Determine the number of lines in the listing below where the string "carp" occurs; answer with the number alone.

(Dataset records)

____________

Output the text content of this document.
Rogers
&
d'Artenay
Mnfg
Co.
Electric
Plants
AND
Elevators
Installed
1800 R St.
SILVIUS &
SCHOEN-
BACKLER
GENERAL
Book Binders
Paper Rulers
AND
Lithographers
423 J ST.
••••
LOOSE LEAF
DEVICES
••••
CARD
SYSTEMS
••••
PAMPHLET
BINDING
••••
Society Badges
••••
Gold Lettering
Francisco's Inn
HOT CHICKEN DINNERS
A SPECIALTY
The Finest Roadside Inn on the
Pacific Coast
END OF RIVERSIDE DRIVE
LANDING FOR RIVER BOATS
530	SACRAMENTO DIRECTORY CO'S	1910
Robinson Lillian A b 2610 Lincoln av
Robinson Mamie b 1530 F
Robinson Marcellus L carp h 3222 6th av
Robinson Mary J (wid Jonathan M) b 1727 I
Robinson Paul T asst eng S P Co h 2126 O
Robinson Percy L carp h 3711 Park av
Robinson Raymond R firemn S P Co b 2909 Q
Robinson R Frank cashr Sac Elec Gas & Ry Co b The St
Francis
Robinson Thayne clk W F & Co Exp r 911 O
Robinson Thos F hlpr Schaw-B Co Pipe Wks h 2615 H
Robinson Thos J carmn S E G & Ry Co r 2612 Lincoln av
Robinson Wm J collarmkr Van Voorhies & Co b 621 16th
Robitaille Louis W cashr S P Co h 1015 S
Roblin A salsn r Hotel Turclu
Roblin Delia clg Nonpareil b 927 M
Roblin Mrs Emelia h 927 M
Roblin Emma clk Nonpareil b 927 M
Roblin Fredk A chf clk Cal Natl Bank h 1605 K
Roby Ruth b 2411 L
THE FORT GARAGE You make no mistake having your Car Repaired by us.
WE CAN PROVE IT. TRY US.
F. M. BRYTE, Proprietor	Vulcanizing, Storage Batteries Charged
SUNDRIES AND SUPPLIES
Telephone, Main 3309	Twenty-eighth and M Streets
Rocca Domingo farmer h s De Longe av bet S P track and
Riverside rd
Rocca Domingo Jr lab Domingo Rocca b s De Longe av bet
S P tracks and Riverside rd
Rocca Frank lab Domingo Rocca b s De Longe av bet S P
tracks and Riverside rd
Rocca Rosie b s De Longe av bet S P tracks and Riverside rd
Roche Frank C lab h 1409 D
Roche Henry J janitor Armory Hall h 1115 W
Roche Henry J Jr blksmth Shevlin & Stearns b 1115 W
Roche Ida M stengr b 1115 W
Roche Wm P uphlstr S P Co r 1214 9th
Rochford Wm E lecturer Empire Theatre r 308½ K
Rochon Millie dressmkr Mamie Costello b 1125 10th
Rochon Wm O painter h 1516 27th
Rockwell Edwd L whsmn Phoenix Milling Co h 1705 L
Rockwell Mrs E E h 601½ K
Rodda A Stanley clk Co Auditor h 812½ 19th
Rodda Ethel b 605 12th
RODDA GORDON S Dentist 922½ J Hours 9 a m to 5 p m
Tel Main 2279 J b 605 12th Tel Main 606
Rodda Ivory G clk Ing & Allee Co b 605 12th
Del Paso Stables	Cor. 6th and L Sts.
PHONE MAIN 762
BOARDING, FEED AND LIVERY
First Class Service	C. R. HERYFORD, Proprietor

____________

_The result_
2